In the data below, find every line with the string "content" and pull it out.

[Data records]

** Begin **

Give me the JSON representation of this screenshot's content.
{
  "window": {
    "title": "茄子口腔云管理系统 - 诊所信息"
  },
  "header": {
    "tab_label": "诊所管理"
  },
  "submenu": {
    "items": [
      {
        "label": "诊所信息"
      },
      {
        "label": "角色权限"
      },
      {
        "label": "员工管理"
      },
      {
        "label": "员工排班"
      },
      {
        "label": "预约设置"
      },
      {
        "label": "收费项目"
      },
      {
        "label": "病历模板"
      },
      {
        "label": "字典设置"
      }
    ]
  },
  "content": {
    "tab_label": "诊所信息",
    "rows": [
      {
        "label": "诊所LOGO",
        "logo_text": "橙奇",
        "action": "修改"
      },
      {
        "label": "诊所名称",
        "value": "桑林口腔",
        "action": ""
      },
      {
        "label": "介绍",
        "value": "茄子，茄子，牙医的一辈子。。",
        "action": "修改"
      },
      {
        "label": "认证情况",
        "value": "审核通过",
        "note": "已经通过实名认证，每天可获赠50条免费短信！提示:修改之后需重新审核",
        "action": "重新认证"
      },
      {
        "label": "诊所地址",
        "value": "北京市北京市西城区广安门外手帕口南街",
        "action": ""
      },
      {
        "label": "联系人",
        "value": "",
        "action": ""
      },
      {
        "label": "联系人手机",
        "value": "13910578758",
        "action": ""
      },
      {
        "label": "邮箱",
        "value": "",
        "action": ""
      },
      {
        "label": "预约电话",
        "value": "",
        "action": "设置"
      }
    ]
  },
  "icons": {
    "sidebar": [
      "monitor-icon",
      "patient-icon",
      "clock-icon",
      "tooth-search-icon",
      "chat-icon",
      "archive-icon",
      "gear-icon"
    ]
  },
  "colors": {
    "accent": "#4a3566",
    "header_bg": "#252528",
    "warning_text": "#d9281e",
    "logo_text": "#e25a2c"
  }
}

** End **

Output for this exercise
Give me the JSON representation of this screenshot's content.
  "content": {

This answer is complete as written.